◆ What you have to do: Pick out each line with the word "Africa" from the material that follows.

◆ Exercise input:
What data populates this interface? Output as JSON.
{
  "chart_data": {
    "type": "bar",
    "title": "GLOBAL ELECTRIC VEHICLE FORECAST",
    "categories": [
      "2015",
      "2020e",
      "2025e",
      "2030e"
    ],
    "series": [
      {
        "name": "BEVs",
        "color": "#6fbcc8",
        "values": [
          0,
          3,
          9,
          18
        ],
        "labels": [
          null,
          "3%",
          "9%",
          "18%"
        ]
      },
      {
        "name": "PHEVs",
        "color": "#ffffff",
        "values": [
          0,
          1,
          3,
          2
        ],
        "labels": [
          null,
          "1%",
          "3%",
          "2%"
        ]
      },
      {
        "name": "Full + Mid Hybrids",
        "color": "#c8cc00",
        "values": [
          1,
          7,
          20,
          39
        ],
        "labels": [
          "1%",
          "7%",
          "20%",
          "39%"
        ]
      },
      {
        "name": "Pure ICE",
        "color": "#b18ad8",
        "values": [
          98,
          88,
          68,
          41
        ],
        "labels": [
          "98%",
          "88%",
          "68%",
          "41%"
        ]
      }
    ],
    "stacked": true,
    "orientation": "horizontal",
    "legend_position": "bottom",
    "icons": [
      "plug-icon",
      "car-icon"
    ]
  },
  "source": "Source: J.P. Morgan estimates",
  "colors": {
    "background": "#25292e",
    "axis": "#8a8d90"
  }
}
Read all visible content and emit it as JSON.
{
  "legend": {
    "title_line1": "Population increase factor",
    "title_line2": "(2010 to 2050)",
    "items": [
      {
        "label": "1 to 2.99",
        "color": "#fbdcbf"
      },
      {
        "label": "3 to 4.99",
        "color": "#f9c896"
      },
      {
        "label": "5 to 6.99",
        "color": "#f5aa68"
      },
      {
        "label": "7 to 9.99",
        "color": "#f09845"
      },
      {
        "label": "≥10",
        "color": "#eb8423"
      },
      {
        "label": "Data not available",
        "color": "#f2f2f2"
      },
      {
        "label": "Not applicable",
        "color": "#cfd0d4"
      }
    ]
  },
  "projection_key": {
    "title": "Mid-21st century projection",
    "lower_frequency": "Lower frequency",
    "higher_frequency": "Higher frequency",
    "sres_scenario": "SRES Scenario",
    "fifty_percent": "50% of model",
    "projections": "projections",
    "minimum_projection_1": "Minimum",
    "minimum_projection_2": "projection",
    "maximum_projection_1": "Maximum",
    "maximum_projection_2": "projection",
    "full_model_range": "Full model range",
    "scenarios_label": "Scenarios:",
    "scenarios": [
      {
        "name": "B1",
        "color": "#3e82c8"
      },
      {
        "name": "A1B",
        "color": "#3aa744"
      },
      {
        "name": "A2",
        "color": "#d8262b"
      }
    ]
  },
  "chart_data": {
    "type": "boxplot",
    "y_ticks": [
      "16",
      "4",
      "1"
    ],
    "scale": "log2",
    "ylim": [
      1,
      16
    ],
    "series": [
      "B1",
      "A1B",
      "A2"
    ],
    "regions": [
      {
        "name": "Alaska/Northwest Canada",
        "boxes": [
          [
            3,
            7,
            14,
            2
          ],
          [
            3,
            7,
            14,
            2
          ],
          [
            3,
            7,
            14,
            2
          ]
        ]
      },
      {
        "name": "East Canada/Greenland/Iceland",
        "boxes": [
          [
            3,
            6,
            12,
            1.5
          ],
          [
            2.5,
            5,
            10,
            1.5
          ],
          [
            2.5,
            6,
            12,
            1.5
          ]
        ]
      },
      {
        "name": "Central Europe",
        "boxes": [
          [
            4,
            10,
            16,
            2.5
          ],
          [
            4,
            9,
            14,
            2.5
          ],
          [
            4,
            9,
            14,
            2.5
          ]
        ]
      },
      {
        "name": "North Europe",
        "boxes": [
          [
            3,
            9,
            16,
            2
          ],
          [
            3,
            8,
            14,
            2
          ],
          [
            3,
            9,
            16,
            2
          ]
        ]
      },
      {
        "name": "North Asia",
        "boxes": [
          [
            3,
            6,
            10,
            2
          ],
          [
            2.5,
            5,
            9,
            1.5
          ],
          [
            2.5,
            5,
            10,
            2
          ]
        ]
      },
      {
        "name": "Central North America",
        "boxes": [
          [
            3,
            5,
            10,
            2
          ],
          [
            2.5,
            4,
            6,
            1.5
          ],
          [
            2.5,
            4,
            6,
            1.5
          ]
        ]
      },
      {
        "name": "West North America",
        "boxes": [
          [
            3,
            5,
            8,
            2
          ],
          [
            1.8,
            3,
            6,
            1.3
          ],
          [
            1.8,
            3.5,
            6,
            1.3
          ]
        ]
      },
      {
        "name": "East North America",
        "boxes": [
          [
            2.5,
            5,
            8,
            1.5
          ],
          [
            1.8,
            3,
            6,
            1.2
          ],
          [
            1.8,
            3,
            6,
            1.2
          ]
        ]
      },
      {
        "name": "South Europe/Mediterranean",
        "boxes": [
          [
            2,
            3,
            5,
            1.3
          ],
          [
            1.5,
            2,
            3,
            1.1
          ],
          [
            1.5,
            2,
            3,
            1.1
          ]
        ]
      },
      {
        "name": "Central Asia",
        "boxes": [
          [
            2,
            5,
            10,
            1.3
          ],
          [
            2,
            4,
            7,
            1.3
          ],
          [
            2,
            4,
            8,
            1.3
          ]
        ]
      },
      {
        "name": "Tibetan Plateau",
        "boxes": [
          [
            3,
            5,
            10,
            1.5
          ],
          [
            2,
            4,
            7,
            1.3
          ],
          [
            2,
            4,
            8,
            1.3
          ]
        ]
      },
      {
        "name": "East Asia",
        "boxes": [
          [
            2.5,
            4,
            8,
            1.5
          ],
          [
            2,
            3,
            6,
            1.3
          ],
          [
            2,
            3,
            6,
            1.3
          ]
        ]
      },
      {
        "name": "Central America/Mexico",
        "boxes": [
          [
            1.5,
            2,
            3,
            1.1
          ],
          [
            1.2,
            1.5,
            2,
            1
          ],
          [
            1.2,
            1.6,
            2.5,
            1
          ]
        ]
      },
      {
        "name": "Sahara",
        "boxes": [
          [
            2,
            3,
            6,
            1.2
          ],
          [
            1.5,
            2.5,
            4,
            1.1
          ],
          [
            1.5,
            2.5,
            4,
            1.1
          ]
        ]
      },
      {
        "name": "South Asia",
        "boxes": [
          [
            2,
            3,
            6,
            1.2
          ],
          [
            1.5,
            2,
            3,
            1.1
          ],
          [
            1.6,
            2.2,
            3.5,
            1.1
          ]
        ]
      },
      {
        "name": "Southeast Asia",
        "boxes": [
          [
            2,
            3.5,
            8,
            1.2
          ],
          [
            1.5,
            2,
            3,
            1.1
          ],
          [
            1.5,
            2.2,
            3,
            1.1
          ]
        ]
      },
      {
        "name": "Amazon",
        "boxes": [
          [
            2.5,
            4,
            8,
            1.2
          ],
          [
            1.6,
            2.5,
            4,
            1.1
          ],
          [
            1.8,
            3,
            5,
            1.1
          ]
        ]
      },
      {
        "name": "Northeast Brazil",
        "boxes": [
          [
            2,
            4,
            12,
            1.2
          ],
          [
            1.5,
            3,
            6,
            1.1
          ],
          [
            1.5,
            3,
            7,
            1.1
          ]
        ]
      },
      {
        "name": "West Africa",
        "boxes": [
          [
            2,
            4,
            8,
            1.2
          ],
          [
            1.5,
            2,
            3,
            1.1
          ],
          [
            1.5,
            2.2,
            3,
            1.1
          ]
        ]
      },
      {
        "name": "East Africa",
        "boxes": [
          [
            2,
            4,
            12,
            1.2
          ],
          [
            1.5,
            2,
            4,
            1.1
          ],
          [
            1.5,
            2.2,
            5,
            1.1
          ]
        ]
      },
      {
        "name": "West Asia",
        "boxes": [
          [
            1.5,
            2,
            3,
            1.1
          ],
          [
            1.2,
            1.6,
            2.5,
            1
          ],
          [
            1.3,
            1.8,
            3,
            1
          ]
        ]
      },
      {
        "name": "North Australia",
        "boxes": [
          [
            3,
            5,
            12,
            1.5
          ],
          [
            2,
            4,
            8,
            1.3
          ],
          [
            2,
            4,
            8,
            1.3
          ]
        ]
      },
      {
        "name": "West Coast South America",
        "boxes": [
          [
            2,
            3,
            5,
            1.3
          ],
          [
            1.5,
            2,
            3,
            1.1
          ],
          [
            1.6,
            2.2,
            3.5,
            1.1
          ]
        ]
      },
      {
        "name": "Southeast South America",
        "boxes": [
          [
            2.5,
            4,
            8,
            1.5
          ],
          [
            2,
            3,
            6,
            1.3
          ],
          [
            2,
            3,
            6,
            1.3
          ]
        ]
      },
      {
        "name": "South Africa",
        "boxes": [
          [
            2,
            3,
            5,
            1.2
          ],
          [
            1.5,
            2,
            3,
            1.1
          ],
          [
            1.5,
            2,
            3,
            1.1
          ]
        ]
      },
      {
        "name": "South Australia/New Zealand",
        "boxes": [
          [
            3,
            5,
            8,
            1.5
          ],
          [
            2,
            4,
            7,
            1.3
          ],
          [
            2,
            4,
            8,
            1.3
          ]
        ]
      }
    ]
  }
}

◆ Solved exercise:
        "name": "West Africa",
        "name": "East Africa",
        "name": "South Africa",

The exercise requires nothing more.